_WRITTEN TASK_
Copy out the lines that include the word "likes".

_ROWS_
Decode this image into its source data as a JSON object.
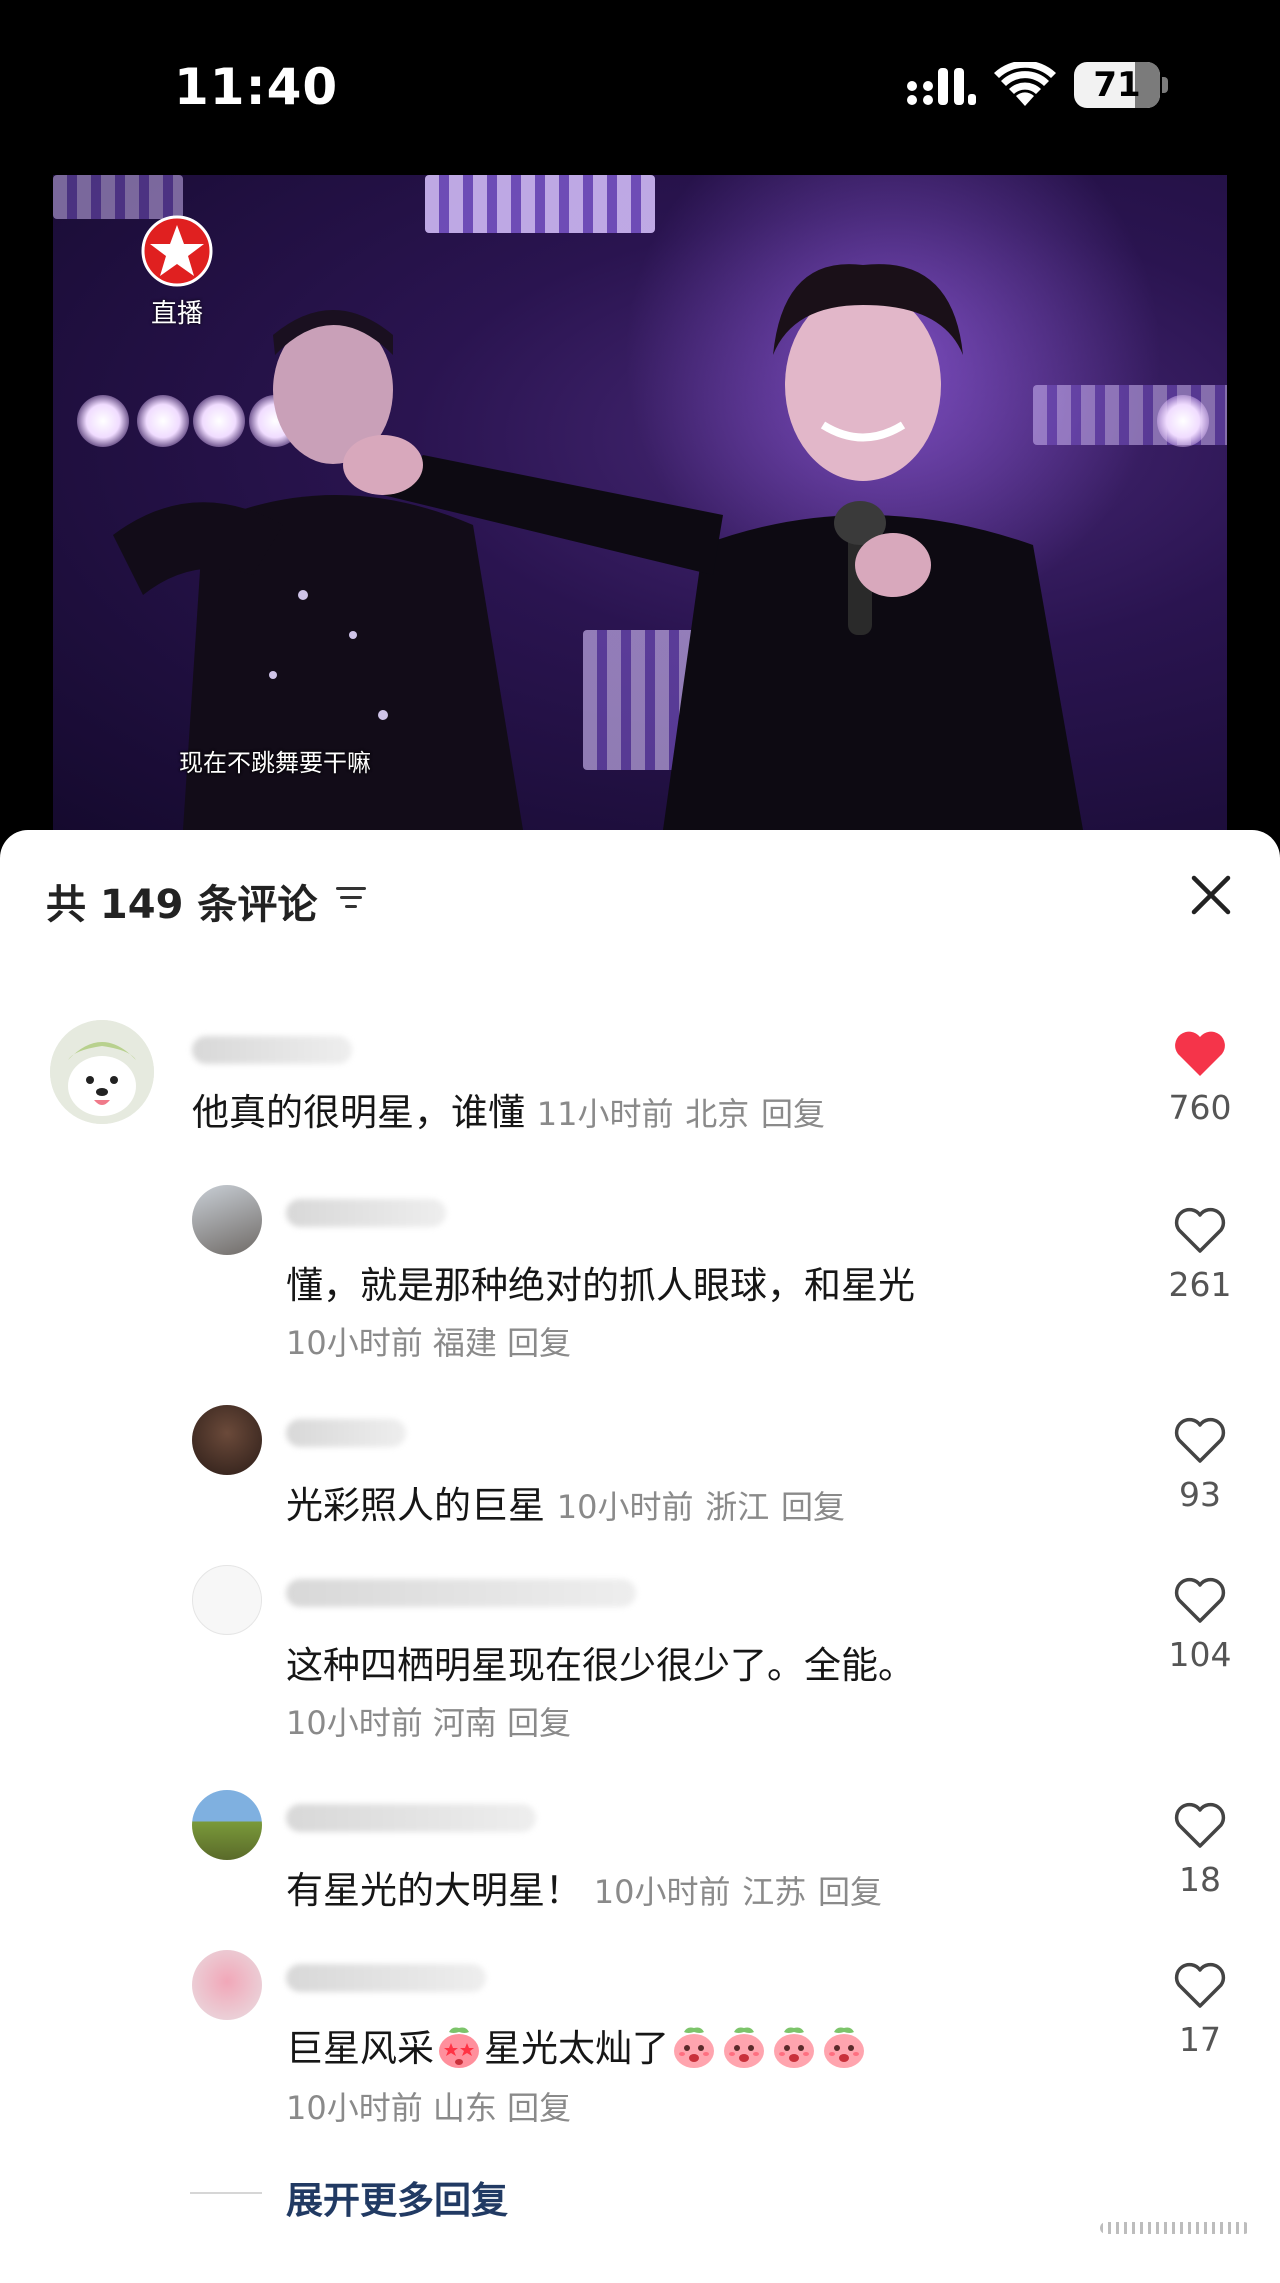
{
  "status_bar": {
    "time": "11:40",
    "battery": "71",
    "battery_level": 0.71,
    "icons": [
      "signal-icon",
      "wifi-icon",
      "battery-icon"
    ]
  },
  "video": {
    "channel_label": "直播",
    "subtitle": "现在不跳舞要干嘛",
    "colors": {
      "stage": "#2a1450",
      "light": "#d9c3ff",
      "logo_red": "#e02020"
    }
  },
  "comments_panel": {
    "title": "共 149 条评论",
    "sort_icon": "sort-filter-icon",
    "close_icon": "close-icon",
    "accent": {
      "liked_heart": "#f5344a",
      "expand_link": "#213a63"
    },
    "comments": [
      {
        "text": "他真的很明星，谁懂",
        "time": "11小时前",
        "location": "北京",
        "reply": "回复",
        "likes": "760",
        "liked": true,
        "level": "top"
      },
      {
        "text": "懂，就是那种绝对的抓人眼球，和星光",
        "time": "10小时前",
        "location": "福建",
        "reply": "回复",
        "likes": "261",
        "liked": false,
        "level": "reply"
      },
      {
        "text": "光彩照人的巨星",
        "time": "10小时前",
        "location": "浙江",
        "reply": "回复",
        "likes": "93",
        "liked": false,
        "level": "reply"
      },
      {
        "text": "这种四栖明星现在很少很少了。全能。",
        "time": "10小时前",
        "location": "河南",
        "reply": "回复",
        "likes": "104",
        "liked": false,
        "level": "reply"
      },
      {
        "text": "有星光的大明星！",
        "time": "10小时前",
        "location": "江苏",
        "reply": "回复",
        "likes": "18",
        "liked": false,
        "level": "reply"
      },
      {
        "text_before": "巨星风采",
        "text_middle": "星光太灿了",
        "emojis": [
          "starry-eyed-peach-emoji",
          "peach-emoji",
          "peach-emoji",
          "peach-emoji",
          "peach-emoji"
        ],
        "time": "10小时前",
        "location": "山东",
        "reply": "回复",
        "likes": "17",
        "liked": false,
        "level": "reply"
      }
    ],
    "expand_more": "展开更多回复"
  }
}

_WRITTEN REPLY_
        "likes": "760",
        "likes": "261",
        "likes": "93",
        "likes": "104",
        "likes": "18",
        "likes": "17",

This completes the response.